- TO BE DONE:
Filter the entries below, keeping only lines with the word "Tablet".
* START *
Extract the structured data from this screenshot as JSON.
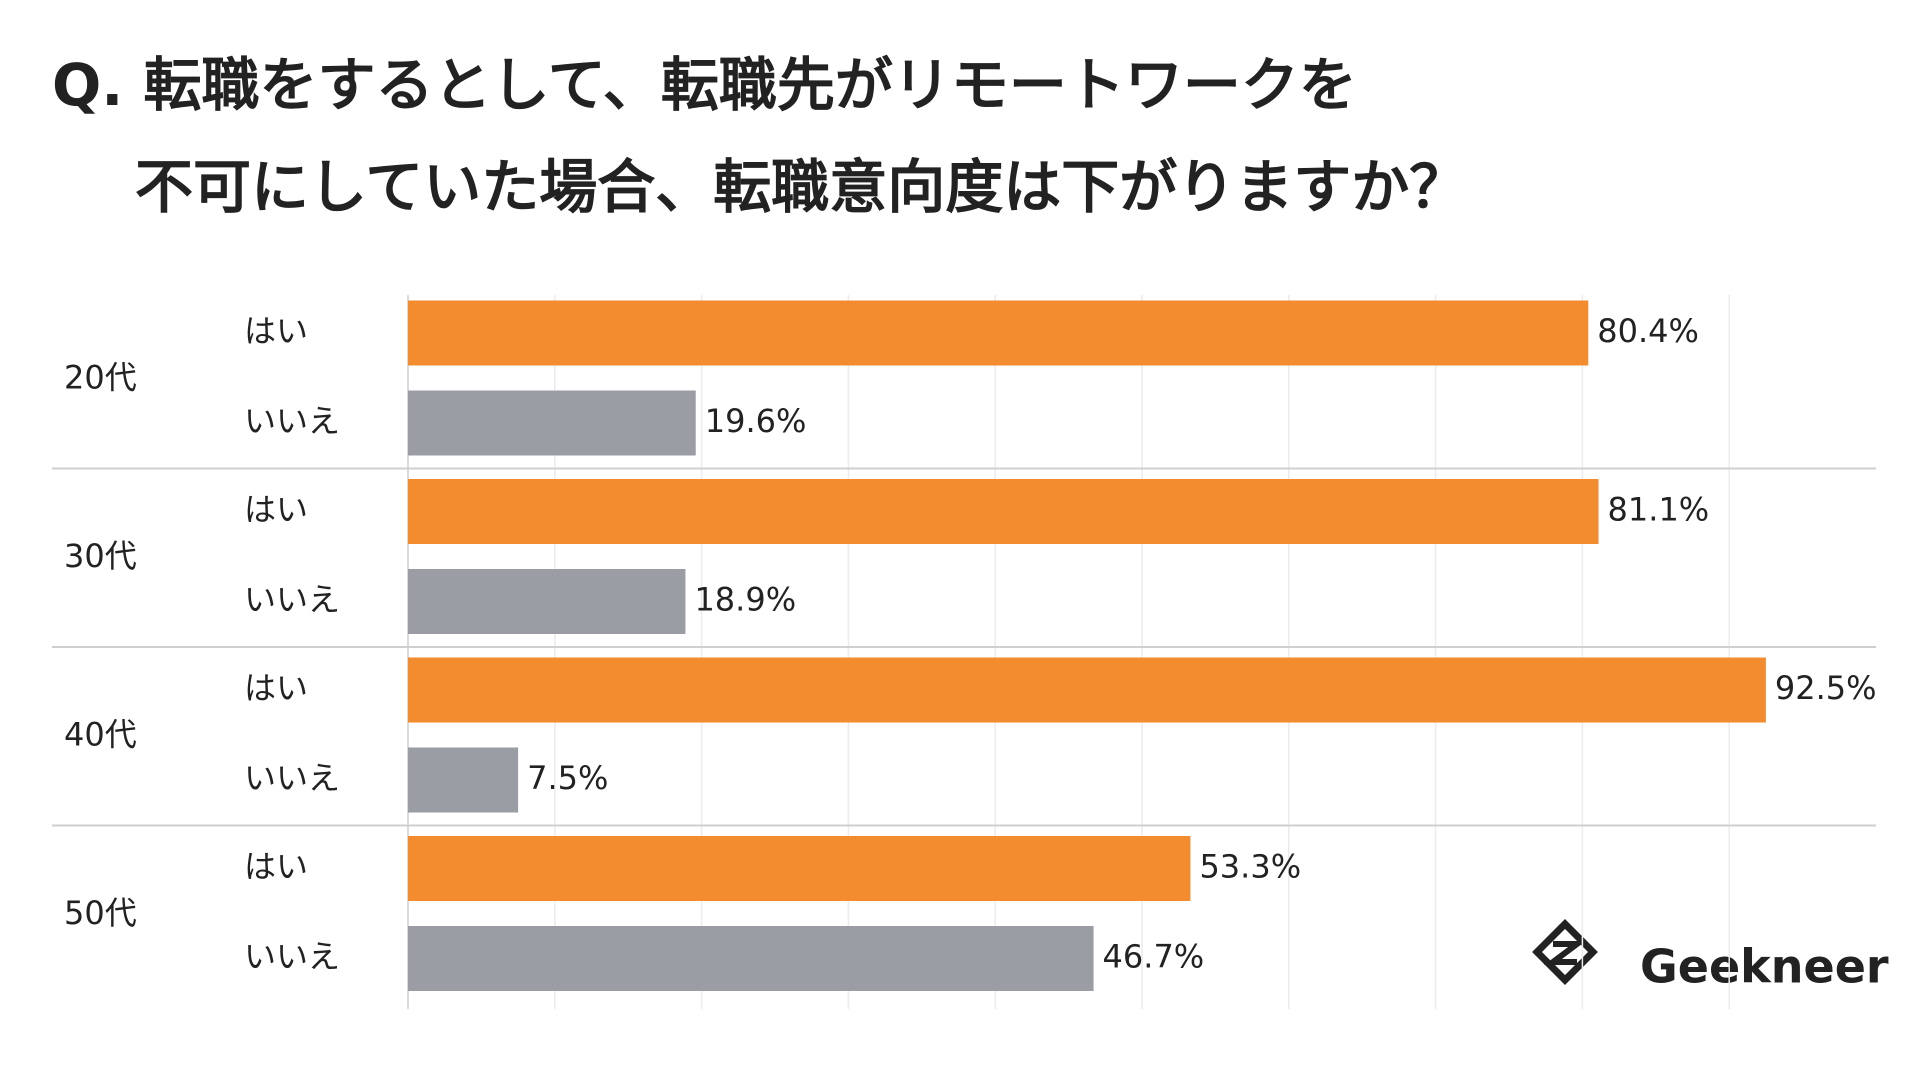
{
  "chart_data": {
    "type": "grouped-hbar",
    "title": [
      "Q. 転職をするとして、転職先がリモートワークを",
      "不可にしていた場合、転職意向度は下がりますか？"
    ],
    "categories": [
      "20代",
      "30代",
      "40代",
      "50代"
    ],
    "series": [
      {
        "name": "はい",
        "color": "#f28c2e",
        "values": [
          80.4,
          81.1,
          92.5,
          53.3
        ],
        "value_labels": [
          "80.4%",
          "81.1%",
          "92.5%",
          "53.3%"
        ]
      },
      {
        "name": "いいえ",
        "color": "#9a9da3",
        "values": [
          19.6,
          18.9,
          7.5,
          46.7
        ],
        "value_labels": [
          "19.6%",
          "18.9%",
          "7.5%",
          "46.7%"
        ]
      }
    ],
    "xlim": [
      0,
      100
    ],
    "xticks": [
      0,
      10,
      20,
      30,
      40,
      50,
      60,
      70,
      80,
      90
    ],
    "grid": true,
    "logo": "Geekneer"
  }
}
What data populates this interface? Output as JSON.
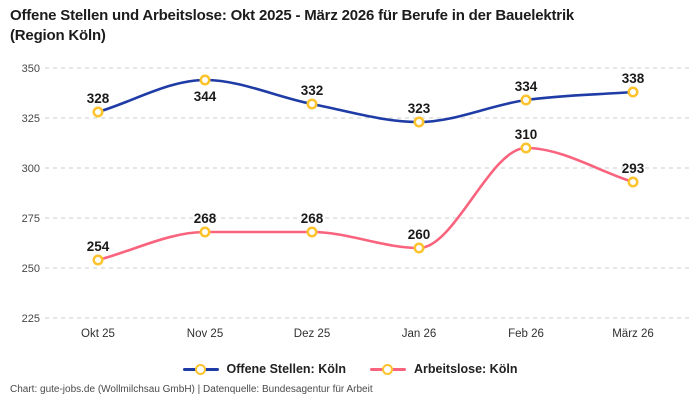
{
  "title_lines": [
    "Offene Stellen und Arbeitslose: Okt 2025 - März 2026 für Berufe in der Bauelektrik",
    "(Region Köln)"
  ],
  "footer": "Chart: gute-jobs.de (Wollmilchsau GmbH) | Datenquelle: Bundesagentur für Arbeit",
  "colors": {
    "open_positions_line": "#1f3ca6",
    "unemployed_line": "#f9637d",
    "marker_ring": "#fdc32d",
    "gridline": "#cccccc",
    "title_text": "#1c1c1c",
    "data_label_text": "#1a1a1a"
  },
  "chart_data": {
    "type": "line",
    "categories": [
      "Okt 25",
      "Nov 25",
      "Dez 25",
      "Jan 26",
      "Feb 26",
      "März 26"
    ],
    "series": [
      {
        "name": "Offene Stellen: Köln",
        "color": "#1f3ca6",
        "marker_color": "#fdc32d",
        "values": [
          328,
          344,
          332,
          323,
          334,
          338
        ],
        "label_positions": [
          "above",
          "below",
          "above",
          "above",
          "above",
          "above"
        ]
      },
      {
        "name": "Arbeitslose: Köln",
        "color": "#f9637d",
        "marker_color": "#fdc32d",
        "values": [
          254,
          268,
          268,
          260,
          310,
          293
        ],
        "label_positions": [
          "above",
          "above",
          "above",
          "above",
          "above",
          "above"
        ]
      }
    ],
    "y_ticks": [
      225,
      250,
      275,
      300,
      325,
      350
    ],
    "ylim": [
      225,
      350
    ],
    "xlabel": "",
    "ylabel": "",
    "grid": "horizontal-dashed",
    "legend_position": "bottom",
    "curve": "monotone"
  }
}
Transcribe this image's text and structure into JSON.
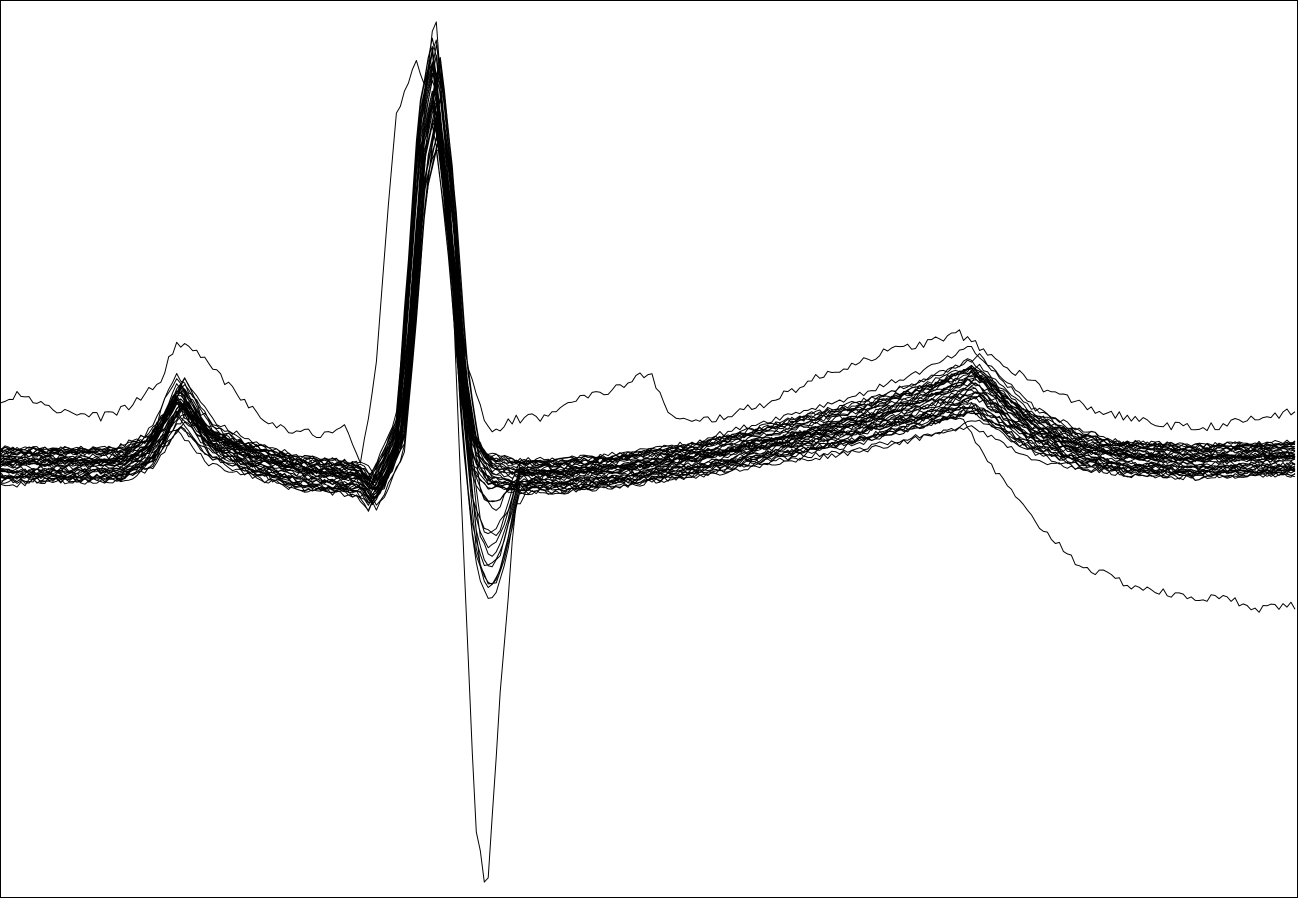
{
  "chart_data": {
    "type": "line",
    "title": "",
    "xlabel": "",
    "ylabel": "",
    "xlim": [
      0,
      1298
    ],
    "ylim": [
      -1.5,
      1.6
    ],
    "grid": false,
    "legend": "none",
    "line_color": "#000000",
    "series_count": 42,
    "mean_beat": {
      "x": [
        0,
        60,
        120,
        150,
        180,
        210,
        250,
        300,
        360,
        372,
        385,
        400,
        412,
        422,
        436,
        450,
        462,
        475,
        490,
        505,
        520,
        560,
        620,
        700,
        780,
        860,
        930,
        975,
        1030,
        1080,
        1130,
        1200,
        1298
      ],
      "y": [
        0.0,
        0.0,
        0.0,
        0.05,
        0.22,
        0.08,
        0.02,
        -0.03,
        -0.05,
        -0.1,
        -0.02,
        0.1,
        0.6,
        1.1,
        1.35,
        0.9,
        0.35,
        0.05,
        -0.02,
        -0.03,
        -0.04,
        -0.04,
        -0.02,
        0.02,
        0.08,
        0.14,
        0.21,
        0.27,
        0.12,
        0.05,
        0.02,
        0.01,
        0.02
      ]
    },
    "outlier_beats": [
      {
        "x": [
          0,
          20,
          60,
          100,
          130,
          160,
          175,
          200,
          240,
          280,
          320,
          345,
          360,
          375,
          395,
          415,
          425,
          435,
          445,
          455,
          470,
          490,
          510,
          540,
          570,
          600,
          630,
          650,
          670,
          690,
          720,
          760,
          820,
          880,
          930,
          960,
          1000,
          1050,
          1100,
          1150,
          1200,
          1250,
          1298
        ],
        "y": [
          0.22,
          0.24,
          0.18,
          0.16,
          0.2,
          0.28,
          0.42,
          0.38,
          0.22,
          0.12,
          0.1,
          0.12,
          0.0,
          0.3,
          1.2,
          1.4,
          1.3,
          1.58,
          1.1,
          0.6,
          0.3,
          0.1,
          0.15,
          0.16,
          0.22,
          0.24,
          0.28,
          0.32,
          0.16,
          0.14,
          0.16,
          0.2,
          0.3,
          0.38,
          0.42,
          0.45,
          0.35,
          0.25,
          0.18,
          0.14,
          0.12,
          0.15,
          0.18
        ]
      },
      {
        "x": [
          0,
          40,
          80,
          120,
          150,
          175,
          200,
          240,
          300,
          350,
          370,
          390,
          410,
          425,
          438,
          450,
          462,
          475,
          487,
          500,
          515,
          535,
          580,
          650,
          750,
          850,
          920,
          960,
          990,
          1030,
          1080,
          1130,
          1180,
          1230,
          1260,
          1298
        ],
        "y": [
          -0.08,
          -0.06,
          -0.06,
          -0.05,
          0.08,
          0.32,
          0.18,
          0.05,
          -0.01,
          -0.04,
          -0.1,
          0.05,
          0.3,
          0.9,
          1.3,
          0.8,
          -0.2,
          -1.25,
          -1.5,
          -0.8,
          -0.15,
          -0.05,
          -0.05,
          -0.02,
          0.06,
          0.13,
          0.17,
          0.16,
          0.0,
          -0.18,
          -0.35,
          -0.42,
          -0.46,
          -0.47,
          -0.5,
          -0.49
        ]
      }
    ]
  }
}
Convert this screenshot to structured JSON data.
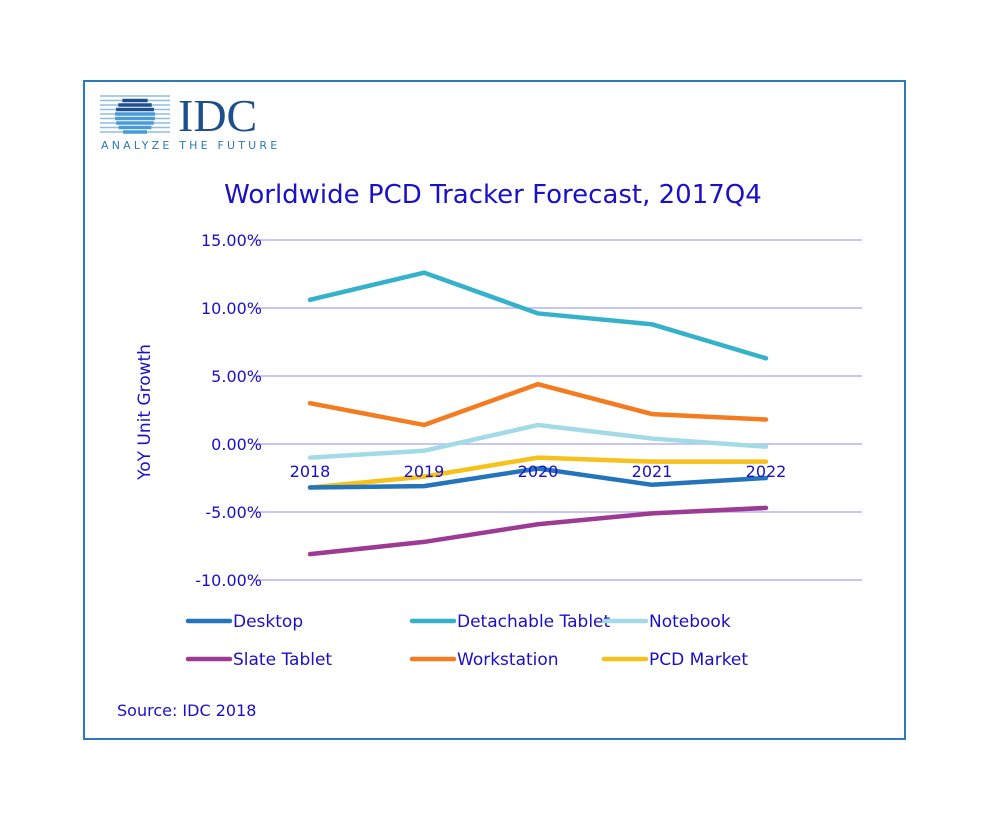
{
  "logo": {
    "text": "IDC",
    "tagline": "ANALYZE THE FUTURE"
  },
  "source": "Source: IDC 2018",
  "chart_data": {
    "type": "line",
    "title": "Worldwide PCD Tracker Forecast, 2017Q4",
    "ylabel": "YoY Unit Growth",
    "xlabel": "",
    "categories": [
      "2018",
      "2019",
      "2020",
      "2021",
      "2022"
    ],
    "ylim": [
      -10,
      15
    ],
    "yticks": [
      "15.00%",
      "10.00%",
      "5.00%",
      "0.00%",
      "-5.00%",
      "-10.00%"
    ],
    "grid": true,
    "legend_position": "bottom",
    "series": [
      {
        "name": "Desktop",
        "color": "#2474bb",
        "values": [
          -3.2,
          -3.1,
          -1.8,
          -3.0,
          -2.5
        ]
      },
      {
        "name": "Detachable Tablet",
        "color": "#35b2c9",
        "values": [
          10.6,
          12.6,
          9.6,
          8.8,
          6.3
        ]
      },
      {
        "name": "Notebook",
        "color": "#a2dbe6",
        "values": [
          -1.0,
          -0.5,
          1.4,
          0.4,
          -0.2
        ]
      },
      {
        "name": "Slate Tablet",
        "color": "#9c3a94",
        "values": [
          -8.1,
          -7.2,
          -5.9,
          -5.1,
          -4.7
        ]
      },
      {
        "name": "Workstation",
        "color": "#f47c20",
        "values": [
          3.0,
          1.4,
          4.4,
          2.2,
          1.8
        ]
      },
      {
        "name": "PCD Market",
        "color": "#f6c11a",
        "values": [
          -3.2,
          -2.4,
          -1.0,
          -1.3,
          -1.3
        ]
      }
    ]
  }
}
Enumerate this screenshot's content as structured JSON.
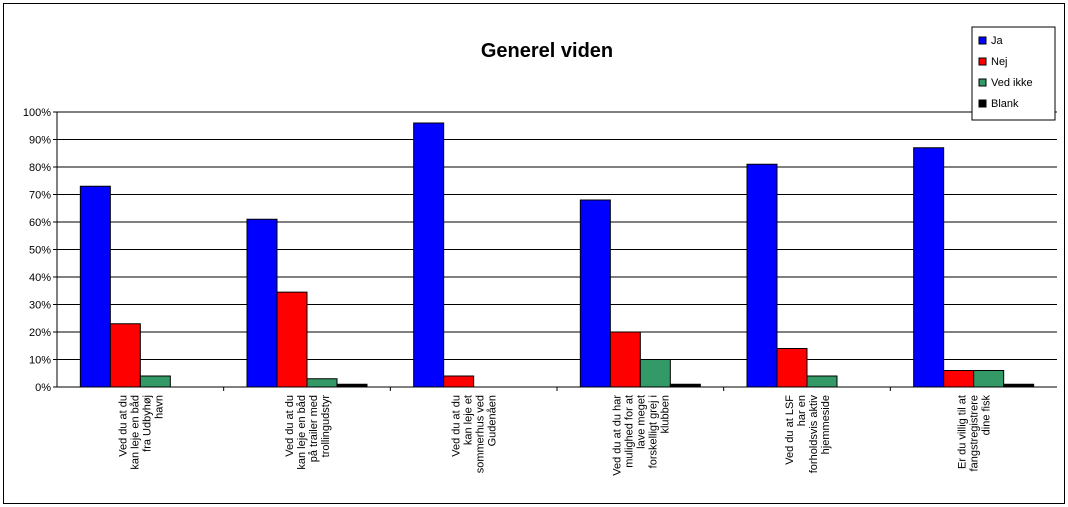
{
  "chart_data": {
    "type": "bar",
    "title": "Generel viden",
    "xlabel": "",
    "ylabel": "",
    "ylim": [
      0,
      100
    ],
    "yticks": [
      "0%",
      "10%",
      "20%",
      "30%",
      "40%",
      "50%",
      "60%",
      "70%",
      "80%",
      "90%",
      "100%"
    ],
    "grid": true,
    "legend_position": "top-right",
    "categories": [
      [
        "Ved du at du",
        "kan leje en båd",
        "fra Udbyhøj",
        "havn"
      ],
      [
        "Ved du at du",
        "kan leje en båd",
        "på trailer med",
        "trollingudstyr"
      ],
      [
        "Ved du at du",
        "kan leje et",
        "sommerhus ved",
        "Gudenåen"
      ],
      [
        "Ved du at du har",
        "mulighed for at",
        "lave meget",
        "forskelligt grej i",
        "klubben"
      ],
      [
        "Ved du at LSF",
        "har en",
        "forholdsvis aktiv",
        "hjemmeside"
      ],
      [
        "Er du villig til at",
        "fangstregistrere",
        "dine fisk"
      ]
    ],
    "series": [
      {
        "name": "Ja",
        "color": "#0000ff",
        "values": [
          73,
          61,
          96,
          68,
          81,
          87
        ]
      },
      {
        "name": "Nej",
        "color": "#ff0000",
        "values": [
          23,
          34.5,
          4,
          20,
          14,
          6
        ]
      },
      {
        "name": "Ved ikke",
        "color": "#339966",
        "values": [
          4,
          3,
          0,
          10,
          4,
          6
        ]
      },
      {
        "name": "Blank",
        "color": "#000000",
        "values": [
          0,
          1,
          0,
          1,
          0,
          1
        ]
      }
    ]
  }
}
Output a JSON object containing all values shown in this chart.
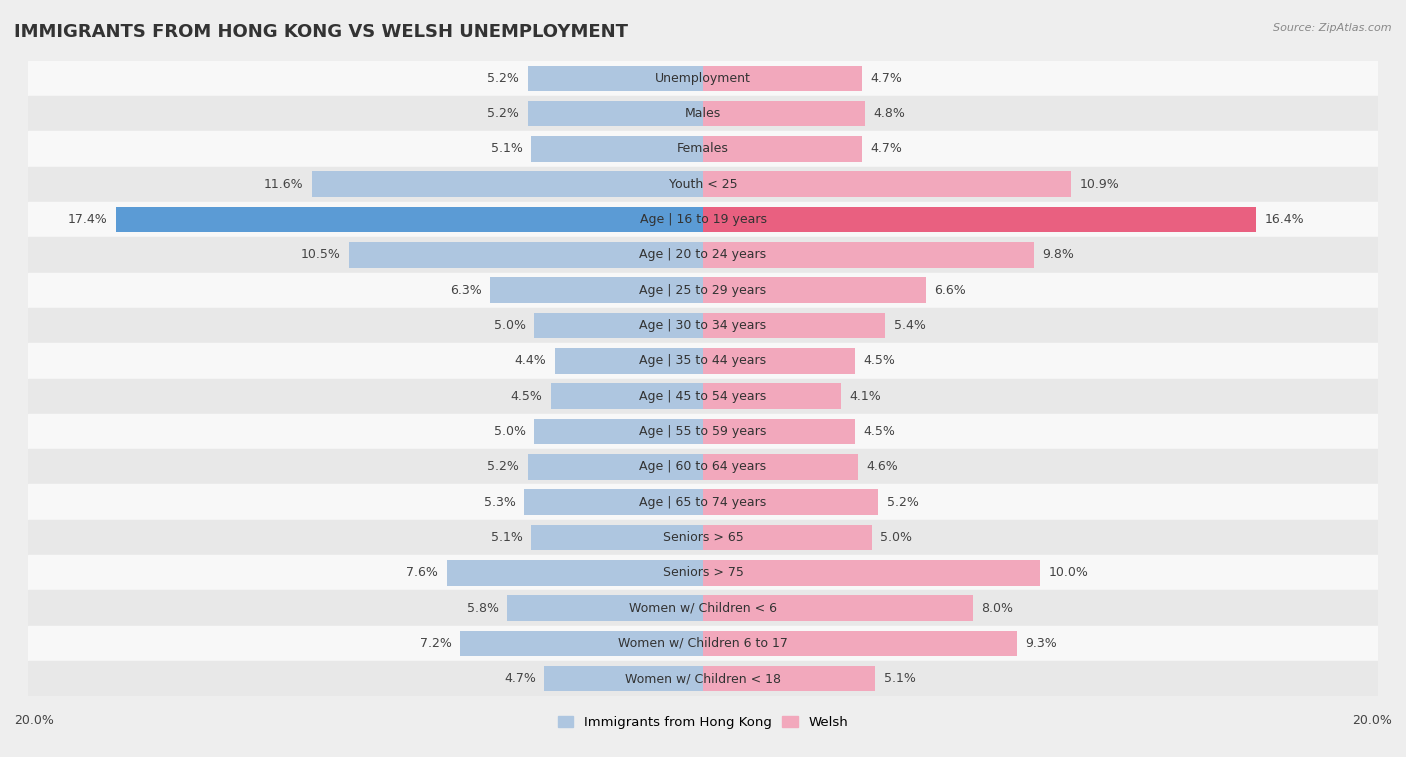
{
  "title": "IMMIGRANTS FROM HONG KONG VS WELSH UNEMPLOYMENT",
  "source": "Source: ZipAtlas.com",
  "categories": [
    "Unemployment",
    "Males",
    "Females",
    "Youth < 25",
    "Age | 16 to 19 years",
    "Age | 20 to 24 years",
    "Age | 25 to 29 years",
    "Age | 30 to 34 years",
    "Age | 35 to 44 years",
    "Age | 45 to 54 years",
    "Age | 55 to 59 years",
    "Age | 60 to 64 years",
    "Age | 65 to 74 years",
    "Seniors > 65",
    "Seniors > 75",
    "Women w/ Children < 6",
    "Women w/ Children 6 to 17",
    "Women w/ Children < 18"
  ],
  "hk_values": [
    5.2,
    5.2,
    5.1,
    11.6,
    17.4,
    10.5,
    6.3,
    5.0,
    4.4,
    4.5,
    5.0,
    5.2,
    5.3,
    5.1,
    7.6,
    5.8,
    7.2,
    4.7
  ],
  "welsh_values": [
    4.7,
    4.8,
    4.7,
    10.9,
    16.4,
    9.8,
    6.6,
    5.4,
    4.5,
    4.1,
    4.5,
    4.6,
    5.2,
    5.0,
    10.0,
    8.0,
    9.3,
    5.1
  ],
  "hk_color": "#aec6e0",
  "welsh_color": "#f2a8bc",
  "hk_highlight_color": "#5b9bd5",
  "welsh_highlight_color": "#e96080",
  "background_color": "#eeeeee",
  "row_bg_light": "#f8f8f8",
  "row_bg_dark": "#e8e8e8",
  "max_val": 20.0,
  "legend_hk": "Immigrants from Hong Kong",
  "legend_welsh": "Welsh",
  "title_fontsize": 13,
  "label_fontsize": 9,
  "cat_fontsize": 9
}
* END *
- RESPONSE TO THIS TASK:
        "name": "Detachable Tablet",
        "name": "Slate Tablet",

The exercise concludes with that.